===== LISTED RECORDS =====

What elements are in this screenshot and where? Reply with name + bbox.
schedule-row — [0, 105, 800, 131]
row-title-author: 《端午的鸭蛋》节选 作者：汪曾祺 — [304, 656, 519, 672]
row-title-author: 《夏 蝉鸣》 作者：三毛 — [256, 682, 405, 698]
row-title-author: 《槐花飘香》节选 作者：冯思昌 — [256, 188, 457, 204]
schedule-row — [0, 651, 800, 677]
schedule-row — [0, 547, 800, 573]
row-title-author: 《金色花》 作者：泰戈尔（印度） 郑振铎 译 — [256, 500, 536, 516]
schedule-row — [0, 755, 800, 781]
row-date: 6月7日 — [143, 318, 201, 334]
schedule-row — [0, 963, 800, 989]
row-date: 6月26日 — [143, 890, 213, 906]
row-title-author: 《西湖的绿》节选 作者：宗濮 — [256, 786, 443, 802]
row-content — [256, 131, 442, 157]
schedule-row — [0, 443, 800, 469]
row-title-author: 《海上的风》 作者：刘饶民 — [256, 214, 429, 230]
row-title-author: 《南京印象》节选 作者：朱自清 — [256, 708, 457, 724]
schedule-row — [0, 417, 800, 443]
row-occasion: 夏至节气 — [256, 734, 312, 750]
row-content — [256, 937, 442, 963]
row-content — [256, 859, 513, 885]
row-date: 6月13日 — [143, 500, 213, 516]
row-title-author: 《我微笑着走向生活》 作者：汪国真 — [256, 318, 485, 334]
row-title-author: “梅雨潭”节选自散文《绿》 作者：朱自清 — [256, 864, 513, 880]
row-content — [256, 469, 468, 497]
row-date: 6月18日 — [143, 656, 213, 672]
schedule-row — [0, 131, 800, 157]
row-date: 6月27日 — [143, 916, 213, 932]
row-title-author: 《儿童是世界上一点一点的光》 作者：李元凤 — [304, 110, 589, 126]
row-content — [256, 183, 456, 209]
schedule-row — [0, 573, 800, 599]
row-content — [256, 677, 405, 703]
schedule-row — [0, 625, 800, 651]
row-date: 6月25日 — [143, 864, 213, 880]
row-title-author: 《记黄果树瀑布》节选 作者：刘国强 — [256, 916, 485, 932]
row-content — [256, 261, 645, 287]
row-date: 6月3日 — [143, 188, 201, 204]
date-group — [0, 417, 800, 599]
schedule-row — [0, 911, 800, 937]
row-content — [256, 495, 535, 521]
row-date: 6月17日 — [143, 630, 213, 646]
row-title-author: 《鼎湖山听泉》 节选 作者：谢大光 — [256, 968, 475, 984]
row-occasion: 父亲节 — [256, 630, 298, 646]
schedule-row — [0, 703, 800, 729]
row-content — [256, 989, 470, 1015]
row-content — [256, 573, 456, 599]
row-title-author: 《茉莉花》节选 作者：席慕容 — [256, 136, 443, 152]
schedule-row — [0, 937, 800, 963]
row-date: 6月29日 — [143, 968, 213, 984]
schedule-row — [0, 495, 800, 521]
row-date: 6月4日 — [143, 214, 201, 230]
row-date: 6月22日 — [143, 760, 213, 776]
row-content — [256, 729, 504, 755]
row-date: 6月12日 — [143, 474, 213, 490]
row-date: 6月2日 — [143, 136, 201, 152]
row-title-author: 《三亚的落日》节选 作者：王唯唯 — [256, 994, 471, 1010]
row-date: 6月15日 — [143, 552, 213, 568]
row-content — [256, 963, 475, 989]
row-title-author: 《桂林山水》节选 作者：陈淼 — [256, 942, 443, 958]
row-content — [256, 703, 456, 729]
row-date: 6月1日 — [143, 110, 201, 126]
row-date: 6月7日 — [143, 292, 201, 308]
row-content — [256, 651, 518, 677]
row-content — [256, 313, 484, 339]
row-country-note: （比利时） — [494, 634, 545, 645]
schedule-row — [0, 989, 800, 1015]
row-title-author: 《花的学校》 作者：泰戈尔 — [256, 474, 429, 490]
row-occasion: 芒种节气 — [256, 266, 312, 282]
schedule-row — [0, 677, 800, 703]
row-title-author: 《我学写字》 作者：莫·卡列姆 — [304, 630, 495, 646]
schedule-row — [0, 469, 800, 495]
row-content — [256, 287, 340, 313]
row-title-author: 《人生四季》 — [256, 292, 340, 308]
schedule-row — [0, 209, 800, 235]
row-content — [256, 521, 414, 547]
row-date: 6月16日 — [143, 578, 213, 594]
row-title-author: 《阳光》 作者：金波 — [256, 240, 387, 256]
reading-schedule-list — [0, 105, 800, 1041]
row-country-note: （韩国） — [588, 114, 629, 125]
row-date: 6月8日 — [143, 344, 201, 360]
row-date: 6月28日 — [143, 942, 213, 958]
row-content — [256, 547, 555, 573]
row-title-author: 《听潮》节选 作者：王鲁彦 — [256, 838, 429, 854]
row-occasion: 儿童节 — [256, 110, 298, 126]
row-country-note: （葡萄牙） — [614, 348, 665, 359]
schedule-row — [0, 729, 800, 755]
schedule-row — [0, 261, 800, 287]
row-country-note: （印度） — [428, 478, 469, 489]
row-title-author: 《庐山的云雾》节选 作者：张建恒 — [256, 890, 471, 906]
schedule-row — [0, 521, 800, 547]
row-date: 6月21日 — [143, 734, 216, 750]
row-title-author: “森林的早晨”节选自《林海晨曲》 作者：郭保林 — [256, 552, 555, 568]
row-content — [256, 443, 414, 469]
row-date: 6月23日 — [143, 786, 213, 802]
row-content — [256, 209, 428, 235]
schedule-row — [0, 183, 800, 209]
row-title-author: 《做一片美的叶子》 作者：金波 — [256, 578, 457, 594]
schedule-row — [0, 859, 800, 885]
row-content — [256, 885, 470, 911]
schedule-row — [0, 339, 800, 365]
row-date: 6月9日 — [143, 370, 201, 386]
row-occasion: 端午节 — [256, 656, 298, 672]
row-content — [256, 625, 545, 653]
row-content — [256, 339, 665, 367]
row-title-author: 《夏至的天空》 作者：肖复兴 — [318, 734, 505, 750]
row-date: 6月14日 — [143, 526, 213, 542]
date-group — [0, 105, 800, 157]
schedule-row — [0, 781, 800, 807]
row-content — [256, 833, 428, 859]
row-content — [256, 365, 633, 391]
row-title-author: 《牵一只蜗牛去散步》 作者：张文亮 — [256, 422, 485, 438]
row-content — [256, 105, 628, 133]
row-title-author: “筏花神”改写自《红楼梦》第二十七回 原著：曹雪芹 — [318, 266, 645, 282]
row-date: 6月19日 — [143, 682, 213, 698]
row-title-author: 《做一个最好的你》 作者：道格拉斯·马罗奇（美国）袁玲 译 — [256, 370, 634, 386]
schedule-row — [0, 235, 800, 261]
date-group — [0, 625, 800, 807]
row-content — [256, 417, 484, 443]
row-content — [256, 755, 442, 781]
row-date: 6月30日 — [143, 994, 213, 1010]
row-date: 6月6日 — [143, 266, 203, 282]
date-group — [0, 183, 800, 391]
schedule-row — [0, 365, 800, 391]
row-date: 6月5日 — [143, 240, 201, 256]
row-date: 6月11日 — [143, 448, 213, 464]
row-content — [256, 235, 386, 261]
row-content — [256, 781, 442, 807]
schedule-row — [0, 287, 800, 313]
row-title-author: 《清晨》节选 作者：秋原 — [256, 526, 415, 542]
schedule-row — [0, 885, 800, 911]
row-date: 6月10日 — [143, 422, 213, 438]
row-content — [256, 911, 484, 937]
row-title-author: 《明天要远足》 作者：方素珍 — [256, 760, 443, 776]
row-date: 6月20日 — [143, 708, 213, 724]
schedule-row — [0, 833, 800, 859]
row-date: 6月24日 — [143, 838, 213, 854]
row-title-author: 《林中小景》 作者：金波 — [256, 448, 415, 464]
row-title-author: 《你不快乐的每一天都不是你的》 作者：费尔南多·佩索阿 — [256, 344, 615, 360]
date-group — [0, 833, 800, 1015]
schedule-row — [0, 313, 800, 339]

=====

Report each row above that contains the string "country", copying the full row. Case counts.

● RIGHT ANSWER
row-country-note: （比利时） — [494, 634, 545, 645]
row-country-note: （韩国） — [588, 114, 629, 125]
row-country-note: （葡萄牙） — [614, 348, 665, 359]
row-country-note: （印度） — [428, 478, 469, 489]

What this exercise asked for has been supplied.